Aim of the exercise: Exactly reproduce each record listed below.

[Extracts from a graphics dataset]
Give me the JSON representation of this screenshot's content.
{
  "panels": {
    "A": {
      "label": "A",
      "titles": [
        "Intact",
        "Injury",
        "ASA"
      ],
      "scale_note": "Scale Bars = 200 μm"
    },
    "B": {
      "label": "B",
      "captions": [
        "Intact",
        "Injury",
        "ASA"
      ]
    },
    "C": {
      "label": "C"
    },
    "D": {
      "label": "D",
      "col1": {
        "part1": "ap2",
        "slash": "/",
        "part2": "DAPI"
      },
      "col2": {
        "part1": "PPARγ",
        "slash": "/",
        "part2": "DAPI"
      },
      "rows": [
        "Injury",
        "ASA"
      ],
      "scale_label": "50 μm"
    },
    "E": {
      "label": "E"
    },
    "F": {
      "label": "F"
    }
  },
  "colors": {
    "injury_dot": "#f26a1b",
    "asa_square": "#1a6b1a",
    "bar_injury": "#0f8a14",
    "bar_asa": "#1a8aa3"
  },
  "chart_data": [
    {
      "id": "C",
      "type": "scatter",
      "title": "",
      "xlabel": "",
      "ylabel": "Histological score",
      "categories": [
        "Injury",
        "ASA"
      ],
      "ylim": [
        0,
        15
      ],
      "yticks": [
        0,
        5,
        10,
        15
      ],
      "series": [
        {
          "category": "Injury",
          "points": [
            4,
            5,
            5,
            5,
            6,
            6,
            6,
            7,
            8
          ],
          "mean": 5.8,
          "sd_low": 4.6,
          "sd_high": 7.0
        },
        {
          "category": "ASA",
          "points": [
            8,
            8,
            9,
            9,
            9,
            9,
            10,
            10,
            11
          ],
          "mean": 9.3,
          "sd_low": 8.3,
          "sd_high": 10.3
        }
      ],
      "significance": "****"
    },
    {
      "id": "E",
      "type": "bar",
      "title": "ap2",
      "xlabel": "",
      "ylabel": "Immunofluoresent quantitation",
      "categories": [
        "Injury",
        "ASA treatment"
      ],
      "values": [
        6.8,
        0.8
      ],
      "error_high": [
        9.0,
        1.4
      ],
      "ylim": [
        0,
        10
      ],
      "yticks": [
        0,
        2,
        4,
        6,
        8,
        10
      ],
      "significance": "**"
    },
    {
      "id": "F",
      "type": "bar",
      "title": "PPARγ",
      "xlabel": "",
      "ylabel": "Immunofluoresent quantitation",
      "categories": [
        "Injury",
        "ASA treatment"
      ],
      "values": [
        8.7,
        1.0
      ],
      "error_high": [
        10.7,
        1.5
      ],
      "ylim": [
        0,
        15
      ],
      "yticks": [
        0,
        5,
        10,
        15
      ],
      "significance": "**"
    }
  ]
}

Solved problem:
Give me the JSON representation of this screenshot's content.
{
  "panels": {
    "A": {
      "label": "A",
      "titles": [
        "Intact",
        "Injury",
        "ASA"
      ],
      "scale_note": "Scale Bars = 200 μm"
    },
    "B": {
      "label": "B",
      "captions": [
        "Intact",
        "Injury",
        "ASA"
      ]
    },
    "C": {
      "label": "C"
    },
    "D": {
      "label": "D",
      "col1": {
        "part1": "ap2",
        "slash": "/",
        "part2": "DAPI"
      },
      "col2": {
        "part1": "PPARγ",
        "slash": "/",
        "part2": "DAPI"
      },
      "rows": [
        "Injury",
        "ASA"
      ],
      "scale_label": "50 μm"
    },
    "E": {
      "label": "E"
    },
    "F": {
      "label": "F"
    }
  },
  "colors": {
    "injury_dot": "#f26a1b",
    "asa_square": "#1a6b1a",
    "bar_injury": "#0f8a14",
    "bar_asa": "#1a8aa3"
  },
  "chart_data": [
    {
      "id": "C",
      "type": "scatter",
      "title": "",
      "xlabel": "",
      "ylabel": "Histological score",
      "categories": [
        "Injury",
        "ASA"
      ],
      "ylim": [
        0,
        15
      ],
      "yticks": [
        0,
        5,
        10,
        15
      ],
      "series": [
        {
          "category": "Injury",
          "points": [
            4,
            5,
            5,
            5,
            6,
            6,
            6,
            7,
            8
          ],
          "mean": 5.8,
          "sd_low": 4.6,
          "sd_high": 7.0
        },
        {
          "category": "ASA",
          "points": [
            8,
            8,
            9,
            9,
            9,
            9,
            10,
            10,
            11
          ],
          "mean": 9.3,
          "sd_low": 8.3,
          "sd_high": 10.3
        }
      ],
      "significance": "****"
    },
    {
      "id": "E",
      "type": "bar",
      "title": "ap2",
      "xlabel": "",
      "ylabel": "Immunofluoresent quantitation",
      "categories": [
        "Injury",
        "ASA treatment"
      ],
      "values": [
        6.8,
        0.8
      ],
      "error_high": [
        9.0,
        1.4
      ],
      "ylim": [
        0,
        10
      ],
      "yticks": [
        0,
        2,
        4,
        6,
        8,
        10
      ],
      "significance": "**"
    },
    {
      "id": "F",
      "type": "bar",
      "title": "PPARγ",
      "xlabel": "",
      "ylabel": "Immunofluoresent quantitation",
      "categories": [
        "Injury",
        "ASA treatment"
      ],
      "values": [
        8.7,
        1.0
      ],
      "error_high": [
        10.7,
        1.5
      ],
      "ylim": [
        0,
        15
      ],
      "yticks": [
        0,
        5,
        10,
        15
      ],
      "significance": "**"
    }
  ]
}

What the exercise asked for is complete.